Simulation is well recognized for its affordances for collecting important assessment information.1–3 In this issue of the Journal of Graduate Medical Education, Andler and colleagues present validity evidence for leveraging the simulation context to provide assessment data for entrustable professional activities (EPAs).4 Unfortunately, they found their validity argument hampered by an unexpected finding: despite good interrater reliability for entrustment-based simulation assessment ratings and fair interrater reliability for similar entrustment-based clinical practice ratings, there were no correlations between them. The authors ponder possible explanations for this troublesome finding and suggest that since there was only “fair agreement at best” for some of the behaviors, rater variability might be an explanation for the lack of correlations.
The havoc that rater variability has inflicted on reliability measures has spurred several of us to study its sources.5–7 Aspects not directly related to the rating scale, such as the context in which assessments take place8–10 and variations in rater interpretations and judgments,11–14 have been identified as contributors to rater variability. Thus, I am not surprised to see rater variability when an entrustment scale is used. In fact, as evidence of rater variability continues to accumulate along with increasing recognition of the “plurality of interpretations,”15 we may be reaching a point where rater variability can no longer be framed as an unexpected finding. Yet, this raises a conundrum for the assessment field. Accepting rater variability as the status quo would complicate plans for collecting and interpreting validity evidence.16 How can we demonstrate a relationship to other variables without reliability?
In part, the simulation context might offer a solution to this by providing a stable context where raters can be standardized and, themselves, judged. Almost 2 decades ago,17 medical educators were directed to techniques that optimize interrater reliability—figure skating judging.18,19 Although it is not free from bias,20 figure skating judging has design features that support rater agreement and interrater reliability. First, judges are trained and monitored so that those who share consensus are invited to continue judging and outlier judges are not. Second, the assessed performance lasts only a few minutes with a specified number of predictable elements that can be performed in a limited number of ways, with each variation assigned a corresponding score. Third, the assessment task is the judge's only task where they directly observe a series of similar performances. They assign ratings immediately after each assessment, and then note how their ratings compare with those of other judges. These design features are incompatible with almost every aspect of workplace-based assessment; however, the simulation context does offer similar affordances.21 Yet, I wonder how the design features that aim to minimize all types of unwanted variability would align with the very notion of entrustment-based assessment?
Entrustment, entrustability, and level of supervision scales promised to better mimic the judgments and decisions supervisors make in the workplace.22,23 The construct of entrustment resonated with the essence of supervision.24,25 It offered to systematically track subjective expert judgments of overall performance to complement the competence judgments based on observed behaviors that were already being collected and analyzed.26 I was excited about using entrustment as the basis for workplace-based assessment because it had the potential to capture indescribable and nuanced aspects of being a physician that resisted measurement.27 I am not an expert in simulation so I will pose the question to those who are: How well does entrustment align with what raters are doing, thinking, and feeling during simulation? It is not a straightforward question and leads to other difficult questions. What does it mean to entrust in simulation and how does it compare to entrusting in the workplace? For example, is the construct of entrustment most aligned when the rater is exposed to the competing priorities of patient safety, learner autonomy, clinical care, teaching obligations, service efficiency, and learner welfare? In other words, must the rater be simultaneously engaged with supervising the trainee for the construct of entrustment to be sufficiently aligned? If so, which forms of simulation offer that context for raters?

#####

**What you have to do:**
Write out the passage on rater variability above word for word, from "Simulation is well" to "lack of correlations.".

#####

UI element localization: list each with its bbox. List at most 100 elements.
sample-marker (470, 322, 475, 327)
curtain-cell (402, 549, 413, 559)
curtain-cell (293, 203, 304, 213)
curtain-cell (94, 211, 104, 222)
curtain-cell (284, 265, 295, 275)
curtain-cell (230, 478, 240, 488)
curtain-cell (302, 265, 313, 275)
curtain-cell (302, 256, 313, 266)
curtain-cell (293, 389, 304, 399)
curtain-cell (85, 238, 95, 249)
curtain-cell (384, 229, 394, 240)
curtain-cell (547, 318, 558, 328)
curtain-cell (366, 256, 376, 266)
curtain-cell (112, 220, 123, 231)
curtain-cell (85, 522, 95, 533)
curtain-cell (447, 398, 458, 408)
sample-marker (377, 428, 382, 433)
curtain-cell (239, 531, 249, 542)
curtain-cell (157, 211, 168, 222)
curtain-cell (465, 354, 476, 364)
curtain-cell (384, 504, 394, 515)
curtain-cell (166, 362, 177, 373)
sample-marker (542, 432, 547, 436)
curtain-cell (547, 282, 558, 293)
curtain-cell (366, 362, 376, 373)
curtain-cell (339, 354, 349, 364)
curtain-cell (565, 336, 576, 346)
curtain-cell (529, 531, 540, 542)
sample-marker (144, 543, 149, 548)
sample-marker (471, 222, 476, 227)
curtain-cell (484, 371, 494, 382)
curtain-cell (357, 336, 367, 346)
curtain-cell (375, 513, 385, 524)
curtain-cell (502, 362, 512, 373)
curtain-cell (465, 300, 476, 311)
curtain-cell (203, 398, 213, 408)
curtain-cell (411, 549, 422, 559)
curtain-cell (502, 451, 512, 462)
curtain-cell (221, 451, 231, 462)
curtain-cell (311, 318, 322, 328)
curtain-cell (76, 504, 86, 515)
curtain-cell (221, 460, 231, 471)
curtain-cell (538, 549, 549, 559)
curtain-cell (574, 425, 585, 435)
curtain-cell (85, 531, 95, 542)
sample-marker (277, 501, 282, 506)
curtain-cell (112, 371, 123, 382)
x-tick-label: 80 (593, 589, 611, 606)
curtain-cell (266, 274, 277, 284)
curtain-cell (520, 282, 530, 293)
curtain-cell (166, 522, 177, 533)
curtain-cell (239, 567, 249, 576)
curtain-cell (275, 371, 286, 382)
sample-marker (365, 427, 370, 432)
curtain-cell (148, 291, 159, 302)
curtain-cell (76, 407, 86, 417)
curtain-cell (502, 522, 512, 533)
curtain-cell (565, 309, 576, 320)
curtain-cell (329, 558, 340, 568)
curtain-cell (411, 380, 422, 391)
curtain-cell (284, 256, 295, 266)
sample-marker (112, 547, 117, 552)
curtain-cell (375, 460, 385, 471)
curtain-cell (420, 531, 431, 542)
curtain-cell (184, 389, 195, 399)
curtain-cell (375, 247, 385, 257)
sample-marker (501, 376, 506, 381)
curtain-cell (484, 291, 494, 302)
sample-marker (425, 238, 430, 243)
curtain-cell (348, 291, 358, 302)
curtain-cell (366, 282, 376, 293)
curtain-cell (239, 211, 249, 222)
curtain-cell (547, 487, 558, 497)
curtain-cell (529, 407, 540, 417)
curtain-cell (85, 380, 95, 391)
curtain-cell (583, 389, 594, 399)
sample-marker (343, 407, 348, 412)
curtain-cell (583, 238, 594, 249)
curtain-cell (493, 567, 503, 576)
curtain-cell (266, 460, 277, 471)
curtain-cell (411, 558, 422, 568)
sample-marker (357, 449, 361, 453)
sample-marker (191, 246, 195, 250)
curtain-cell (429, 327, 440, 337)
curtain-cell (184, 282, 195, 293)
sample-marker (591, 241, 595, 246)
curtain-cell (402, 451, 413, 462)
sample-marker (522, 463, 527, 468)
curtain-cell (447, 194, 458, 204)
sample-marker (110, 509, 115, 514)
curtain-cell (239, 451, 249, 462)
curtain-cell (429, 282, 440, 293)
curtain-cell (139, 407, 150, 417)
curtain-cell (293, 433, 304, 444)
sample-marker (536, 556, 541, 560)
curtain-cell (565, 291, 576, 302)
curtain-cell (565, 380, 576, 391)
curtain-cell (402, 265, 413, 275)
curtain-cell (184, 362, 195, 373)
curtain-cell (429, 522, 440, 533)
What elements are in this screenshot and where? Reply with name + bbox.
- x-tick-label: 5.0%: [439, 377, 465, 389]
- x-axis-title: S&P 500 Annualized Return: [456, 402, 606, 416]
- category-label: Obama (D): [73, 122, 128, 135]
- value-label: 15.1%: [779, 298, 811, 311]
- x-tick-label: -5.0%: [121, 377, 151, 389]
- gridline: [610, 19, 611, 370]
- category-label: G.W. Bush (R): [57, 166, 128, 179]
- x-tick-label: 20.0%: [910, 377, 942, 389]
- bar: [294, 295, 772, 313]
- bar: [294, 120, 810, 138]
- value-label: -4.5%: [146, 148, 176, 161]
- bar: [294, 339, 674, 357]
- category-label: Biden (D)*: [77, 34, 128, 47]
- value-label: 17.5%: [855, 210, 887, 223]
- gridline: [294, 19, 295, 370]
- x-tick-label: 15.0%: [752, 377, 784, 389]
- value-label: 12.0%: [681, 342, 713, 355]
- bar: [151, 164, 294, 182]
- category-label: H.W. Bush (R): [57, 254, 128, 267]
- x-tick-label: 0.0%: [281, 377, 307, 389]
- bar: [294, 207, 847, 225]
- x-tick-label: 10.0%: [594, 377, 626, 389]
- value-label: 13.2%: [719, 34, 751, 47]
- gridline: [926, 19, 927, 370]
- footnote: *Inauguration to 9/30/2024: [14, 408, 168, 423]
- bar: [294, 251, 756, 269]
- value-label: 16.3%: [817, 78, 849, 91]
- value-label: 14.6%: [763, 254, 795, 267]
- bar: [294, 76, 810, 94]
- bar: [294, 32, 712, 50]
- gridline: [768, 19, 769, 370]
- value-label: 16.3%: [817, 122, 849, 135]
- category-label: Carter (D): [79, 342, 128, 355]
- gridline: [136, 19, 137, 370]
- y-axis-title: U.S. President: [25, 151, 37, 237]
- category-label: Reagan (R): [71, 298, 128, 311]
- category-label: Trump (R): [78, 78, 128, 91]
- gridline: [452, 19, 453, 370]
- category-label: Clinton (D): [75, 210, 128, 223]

#####

**Solution:**
Simulation is well recognized for its affordances for collecting important assessment information.1–3 In this issue of the Journal of Graduate Medical Education, Andler and colleagues present validity evidence for leveraging the simulation context to provide assessment data for entrustable professional activities (EPAs).4 Unfortunately, they found their validity argument hampered by an unexpected finding: despite good interrater reliability for entrustment-based simulation assessment ratings and fair interrater reliability for similar entrustment-based clinical practice ratings, there were no correlations between them. The authors ponder possible explanations for this troublesome finding and suggest that since there was only “fair agreement at best” for some of the behaviors, rater variability might be an explanation for the lack of correlations.